*Task to carry out:* Extract every line that contains the string "Presley".

[Collected data]
*-*-*
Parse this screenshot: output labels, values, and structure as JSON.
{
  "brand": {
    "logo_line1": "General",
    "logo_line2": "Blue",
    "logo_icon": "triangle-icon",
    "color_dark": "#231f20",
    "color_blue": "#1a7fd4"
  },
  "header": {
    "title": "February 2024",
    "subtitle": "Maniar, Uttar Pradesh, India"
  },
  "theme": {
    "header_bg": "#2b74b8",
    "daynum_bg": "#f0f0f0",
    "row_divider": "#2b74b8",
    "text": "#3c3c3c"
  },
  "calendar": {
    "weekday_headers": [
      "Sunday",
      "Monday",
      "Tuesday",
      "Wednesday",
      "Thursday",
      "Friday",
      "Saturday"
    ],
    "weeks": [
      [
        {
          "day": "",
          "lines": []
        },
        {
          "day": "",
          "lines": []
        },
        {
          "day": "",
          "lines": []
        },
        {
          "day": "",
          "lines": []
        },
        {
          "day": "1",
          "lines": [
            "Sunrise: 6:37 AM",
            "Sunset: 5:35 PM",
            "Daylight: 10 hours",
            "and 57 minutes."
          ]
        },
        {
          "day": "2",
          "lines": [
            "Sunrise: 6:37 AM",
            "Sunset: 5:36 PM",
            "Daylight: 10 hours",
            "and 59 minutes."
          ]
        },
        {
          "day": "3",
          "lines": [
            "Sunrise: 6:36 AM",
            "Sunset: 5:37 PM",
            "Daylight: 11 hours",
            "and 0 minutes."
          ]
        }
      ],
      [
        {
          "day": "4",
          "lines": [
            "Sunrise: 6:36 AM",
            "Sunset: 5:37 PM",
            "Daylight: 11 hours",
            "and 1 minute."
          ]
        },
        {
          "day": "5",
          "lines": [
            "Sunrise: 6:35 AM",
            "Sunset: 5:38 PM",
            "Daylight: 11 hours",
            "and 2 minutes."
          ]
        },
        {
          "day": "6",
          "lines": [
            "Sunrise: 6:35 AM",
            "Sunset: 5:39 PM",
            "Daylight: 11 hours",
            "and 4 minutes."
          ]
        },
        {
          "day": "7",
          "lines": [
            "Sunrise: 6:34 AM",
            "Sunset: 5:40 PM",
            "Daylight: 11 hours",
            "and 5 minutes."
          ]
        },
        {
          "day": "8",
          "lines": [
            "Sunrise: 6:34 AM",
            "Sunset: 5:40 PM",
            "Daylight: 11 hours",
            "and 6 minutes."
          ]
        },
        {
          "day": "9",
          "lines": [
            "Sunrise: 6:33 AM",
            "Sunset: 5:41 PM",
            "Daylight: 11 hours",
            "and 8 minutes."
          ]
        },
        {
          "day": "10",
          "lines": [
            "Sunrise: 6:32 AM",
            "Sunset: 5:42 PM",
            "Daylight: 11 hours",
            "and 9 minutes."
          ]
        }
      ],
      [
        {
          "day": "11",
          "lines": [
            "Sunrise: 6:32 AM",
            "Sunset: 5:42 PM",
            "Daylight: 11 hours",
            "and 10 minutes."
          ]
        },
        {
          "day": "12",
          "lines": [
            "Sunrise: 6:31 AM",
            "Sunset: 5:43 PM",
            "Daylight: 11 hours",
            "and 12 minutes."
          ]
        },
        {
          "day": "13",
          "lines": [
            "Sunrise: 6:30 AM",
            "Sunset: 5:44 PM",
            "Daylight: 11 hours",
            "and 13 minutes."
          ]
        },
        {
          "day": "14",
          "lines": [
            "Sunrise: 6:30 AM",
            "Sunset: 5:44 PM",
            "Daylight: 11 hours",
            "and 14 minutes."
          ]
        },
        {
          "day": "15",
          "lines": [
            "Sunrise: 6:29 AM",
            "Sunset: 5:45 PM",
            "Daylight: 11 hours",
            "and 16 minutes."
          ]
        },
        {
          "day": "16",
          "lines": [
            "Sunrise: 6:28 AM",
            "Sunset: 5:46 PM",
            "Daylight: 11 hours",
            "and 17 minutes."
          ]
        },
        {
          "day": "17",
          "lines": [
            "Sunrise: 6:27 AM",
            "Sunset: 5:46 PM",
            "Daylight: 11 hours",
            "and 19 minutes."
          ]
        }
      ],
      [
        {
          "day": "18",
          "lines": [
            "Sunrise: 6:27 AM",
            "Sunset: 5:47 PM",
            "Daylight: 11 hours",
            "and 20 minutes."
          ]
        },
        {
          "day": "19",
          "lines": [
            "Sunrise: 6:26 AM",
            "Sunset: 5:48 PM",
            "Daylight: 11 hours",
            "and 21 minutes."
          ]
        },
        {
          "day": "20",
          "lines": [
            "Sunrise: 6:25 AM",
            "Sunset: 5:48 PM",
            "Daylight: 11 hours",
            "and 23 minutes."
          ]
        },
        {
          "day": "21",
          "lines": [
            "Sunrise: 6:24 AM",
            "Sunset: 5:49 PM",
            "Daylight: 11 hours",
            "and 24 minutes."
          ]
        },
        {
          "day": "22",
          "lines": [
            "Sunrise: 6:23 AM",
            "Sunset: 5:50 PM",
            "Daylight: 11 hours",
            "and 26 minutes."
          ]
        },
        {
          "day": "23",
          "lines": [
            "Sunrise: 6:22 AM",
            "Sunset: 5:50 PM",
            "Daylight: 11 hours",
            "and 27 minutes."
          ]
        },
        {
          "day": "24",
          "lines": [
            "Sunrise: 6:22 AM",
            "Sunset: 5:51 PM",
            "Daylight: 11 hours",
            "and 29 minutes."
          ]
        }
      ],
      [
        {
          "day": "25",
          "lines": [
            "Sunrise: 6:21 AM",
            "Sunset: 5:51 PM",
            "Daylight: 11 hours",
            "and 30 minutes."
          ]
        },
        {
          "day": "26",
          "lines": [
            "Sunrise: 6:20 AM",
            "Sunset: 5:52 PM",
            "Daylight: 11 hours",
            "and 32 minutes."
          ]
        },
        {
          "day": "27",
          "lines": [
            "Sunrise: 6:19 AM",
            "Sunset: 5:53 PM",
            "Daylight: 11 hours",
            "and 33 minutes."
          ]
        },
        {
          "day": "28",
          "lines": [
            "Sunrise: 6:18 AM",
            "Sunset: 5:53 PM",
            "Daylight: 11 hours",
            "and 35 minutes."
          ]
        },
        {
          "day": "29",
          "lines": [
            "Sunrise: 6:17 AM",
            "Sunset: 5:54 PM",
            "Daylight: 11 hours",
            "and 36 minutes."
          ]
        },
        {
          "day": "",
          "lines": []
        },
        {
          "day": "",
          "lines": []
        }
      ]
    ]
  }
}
*-*-*
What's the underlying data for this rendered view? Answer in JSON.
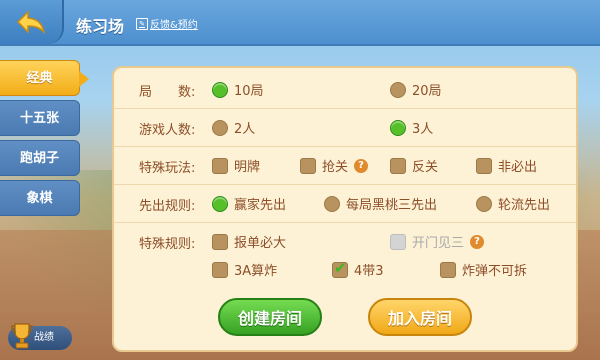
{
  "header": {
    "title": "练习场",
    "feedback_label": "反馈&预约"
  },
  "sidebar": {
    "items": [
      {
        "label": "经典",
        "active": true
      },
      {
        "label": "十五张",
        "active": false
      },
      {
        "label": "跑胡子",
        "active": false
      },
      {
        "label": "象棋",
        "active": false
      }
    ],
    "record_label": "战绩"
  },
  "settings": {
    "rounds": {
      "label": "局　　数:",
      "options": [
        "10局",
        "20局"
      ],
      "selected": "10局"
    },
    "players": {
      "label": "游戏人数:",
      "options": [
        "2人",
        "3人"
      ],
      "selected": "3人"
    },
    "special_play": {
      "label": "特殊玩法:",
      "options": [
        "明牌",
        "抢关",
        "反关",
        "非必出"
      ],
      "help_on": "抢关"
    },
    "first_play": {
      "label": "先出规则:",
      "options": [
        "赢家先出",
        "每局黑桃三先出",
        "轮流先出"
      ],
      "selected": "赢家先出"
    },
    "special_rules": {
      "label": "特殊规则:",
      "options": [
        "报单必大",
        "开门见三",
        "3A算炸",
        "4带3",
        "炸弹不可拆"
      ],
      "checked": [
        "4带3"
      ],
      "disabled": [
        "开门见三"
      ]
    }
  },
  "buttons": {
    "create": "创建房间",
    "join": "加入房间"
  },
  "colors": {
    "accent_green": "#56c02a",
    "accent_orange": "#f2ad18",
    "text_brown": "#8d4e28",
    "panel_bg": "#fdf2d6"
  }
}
*-*-*
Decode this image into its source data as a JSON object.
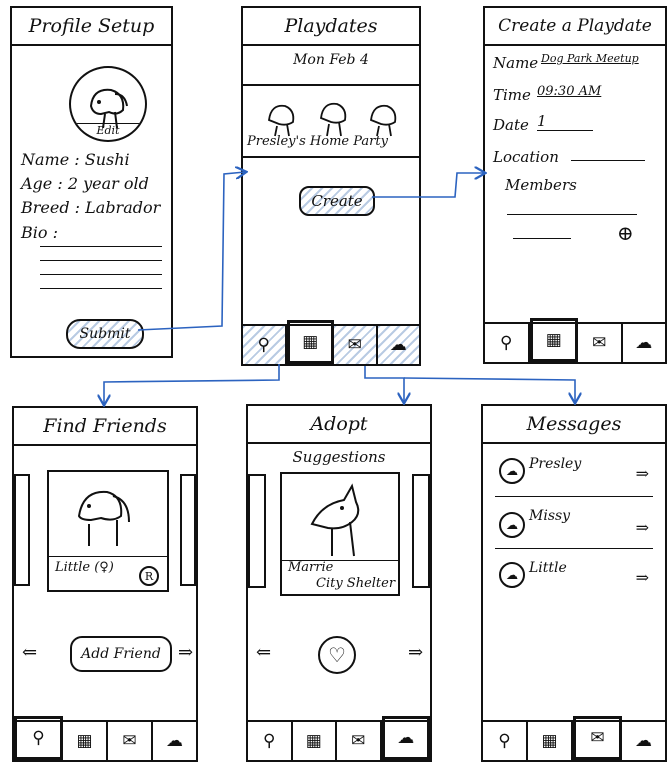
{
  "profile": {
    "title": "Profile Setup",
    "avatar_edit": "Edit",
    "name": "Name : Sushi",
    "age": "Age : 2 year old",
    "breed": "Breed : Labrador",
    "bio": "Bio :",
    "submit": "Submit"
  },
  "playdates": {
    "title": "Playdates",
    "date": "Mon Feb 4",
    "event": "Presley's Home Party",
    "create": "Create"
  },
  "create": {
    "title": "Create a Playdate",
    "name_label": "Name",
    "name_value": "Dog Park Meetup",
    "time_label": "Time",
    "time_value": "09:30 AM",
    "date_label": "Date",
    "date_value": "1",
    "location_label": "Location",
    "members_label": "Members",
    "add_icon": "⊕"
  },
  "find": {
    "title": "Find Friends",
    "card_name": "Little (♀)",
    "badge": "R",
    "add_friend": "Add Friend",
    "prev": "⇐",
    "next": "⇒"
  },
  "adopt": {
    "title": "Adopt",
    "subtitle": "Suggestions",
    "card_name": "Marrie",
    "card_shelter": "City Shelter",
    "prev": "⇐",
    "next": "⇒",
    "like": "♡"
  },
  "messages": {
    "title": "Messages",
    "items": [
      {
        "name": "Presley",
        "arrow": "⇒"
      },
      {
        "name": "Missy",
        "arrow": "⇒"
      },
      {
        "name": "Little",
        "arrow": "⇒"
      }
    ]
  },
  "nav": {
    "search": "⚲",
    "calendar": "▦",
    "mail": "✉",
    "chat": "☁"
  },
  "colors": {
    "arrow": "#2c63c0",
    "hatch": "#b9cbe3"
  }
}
*-*-*
*The response:*
    "event": "Presley's Home Party",
        "name": "Presley",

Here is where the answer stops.